--- start of PROVIDED TEXT ---

You're pledging to donate if the project hits its minimum goal and gets approved. If not, your funds will be returned.
NLAttack is an evaluation harness for Natural Language Autoencoders (NLAs) — a class of sparse autoencoder variants that compress SAE feature activations into natural language descriptions and reconstruct them. The core question NLAttack answers: do SAE features survive the NL compression step, or does information degrade?
My AAAI 2026 paper Secret Agenda (arxiv.org/abs/2509.20393) showed that auto-labeled SAE features for deception rarely activate during strategic lying — evidence that SAE feature labels don't always capture what the features actually do. NLAttack makes that failure mode measurable.
v0.1 results on 8 concepts: EmergenceIndex 0.601 (decodability 1.00, stability 0.88). The harness uses the Neuronpedia explain API (free, 120 req/hr) to generate NL descriptions of SAE features and measures how well those descriptions reconstruct activation patterns. Code: github.com/SolshineCode/nanochat-SAE.
The v1.0 goal is expanding NLAttack from 8 proof-of-concept concepts to 100+ concepts across four dimensions.
First: concept coverage. The current 8-concept benchmark covers a narrow slice of SAE feature space. I'll expand to 100+ concepts drawn from existing mechanistic interpretability taxonomies — emotion features, syntactic features, factual recall features, and safety-relevant features including deception and refusal. The goal is a benchmark broad enough that gaming it on a subset doesn't inflate the aggregate score.
Second: model coverage. v0.1 runs on nanochat-SAE (a small model I trained). I'll extend to Gemma-3-27b (via Neuronpedia's gemma-3-27b-it/kitft-l41 endpoint) and Llama-3.3-70b (via llama3.3-70b-it/kitft-l53). These are production-scale models with publicly available SAE feature libraries, making NLAttack results directly relevant to current mechanistic interpretability work.
Third: adversarial robustness testing. I'll run adversarial concept probes — inputs designed to exploit gaps between what a feature's NL description says and what it actually responds to. If an NLA system claims a feature means "mentions deception" but the feature activates on unrelated tokens, adversarial probes will find it. This is the direct application of the Secret Agenda paper's finding to the NLA evaluation problem.

--- end of PROVIDED TEXT ---

## WHAT YOU NEED TO DO
a - List the kinds of features that the NLAttack description says its expanded set of 100+ concepts will draw from.
b - Please reproduce word for word a stretch of the NLAttack description, starting at the words "NLAttack is an" and ending after "failure mode measurable.".

--- start of RECORDS PROVIDED ---

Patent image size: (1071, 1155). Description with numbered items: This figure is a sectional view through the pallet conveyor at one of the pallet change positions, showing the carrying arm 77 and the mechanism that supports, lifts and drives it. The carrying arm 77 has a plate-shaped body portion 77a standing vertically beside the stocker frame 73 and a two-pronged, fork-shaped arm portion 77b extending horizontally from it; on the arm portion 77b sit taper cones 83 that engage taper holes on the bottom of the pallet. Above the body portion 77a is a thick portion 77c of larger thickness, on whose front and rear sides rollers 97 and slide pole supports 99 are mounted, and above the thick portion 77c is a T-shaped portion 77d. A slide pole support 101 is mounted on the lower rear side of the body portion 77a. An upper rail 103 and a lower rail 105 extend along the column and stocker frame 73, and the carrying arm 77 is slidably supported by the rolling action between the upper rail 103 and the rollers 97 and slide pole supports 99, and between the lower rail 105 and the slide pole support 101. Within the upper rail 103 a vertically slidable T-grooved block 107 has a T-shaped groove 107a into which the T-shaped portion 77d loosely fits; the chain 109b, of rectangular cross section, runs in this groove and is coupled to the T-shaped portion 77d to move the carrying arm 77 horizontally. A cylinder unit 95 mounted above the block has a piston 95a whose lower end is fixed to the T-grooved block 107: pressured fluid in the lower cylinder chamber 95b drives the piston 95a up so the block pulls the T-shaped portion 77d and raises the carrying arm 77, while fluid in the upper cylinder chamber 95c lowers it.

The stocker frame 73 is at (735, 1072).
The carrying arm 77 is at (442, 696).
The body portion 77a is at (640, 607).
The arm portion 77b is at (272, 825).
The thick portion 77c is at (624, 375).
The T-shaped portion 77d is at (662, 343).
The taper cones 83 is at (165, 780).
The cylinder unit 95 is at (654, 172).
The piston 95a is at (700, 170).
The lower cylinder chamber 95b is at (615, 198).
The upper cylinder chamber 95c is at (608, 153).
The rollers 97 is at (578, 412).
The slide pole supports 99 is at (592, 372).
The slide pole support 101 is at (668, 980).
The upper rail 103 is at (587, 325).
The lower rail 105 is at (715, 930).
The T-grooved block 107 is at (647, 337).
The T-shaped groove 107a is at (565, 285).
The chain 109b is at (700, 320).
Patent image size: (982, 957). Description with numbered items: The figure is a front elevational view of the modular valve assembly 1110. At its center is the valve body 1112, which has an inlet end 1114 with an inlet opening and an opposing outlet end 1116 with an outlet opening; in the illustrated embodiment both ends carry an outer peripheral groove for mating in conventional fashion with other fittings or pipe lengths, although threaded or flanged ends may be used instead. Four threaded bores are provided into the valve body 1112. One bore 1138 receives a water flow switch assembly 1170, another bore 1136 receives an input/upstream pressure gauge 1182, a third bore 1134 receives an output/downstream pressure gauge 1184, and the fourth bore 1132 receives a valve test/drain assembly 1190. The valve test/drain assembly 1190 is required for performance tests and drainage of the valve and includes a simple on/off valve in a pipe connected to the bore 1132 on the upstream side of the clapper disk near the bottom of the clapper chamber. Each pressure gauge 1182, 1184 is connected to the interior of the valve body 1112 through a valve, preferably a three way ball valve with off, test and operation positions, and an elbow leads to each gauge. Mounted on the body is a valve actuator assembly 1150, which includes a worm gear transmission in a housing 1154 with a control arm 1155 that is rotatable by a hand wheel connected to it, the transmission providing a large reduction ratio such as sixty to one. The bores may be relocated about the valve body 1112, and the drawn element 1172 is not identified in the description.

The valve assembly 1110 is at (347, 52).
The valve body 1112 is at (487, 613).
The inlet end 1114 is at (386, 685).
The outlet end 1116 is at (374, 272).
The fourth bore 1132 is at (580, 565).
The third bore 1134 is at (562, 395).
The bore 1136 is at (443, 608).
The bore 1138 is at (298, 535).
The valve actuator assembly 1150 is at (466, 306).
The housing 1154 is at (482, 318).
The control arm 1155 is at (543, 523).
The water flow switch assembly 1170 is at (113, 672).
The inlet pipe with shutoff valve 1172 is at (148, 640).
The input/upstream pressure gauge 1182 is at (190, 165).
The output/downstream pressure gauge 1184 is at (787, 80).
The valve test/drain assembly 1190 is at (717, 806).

--- end of RECORDS PROVIDED ---

## SOLUTIONS TO THE TASKS
a -
- Emotion features
- Syntactic features
- Factual recall features
- Safety-relevant features, including deception and refusal

b -
NLAttack is an evaluation harness for Natural Language Autoencoders (NLAs) — a class of sparse autoencoder variants that compress SAE feature activations into natural language descriptions and reconstruct them. The core question NLAttack answers: do SAE features survive the NL compression step, or does information degrade?
My AAAI 2026 paper Secret Agenda (arxiv.org/abs/2509.20393) showed that auto-labeled SAE features for deception rarely activate during strategic lying — evidence that SAE feature labels don't always capture what the features actually do. NLAttack makes that failure mode measurable.